*RAW DATA*.
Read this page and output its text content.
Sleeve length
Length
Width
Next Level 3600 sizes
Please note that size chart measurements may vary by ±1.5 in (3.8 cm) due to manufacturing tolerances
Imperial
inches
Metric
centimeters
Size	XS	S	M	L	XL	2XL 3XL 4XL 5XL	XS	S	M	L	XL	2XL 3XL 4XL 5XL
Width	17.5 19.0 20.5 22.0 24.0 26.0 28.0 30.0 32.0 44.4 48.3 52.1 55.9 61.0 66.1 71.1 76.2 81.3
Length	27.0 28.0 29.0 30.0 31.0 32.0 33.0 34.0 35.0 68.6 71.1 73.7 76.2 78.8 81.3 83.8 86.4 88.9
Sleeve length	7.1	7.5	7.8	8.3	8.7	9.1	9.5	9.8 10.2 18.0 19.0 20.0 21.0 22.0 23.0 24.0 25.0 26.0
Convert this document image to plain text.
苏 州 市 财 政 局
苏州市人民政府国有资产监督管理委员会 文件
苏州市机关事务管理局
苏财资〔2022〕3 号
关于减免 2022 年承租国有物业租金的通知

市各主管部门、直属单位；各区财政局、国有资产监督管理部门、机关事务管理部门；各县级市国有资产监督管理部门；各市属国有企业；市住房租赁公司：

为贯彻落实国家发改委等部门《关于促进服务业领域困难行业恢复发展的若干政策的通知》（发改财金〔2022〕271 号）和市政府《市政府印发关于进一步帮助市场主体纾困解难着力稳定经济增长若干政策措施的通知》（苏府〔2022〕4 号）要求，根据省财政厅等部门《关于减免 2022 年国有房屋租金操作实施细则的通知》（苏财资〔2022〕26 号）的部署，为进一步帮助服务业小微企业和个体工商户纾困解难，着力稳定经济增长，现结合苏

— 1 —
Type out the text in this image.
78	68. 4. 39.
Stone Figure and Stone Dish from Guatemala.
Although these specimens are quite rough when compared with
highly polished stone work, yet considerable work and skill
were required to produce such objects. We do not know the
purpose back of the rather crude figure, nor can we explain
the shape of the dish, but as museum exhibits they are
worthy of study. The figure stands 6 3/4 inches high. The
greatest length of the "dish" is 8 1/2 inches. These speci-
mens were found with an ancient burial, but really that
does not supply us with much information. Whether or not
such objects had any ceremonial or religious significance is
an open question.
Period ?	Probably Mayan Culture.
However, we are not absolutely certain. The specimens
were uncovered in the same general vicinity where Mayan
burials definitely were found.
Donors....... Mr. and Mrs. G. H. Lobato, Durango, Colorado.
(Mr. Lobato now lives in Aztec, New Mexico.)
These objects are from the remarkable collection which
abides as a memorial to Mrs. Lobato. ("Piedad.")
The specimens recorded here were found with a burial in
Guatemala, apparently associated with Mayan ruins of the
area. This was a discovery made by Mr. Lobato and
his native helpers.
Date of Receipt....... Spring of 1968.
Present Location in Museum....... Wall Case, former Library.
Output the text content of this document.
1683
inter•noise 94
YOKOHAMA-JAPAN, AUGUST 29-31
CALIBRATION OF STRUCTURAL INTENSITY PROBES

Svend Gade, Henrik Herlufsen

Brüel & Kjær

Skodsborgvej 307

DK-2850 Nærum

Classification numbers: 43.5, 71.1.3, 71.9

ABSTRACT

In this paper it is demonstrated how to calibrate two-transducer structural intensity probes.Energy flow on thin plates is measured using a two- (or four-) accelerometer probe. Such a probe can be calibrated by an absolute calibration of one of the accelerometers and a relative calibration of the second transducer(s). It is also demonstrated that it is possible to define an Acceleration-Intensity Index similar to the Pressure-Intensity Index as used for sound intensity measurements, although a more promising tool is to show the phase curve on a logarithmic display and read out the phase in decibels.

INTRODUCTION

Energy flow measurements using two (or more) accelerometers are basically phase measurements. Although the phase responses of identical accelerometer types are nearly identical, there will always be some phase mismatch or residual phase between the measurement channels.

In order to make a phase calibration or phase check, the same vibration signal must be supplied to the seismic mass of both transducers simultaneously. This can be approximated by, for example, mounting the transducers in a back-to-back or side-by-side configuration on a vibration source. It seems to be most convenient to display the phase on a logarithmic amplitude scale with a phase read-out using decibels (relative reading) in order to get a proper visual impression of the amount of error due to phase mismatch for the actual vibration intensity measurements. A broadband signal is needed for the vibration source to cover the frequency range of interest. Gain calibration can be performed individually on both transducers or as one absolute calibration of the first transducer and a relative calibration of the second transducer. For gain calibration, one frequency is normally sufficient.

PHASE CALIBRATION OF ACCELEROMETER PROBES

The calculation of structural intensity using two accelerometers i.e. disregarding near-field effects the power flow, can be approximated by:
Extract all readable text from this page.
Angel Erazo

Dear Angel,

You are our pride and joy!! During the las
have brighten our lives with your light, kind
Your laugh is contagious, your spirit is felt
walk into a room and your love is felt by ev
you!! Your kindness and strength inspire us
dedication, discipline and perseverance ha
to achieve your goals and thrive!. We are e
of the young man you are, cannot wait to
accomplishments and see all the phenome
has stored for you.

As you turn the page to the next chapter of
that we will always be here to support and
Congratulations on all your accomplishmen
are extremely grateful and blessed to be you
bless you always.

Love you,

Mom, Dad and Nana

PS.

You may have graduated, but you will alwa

*OBJECTIVE*.
Exactly how many lines in the data above contain the word "always"? Respond with the number and nothing more.

*COMPLETE OUTPUT*.
3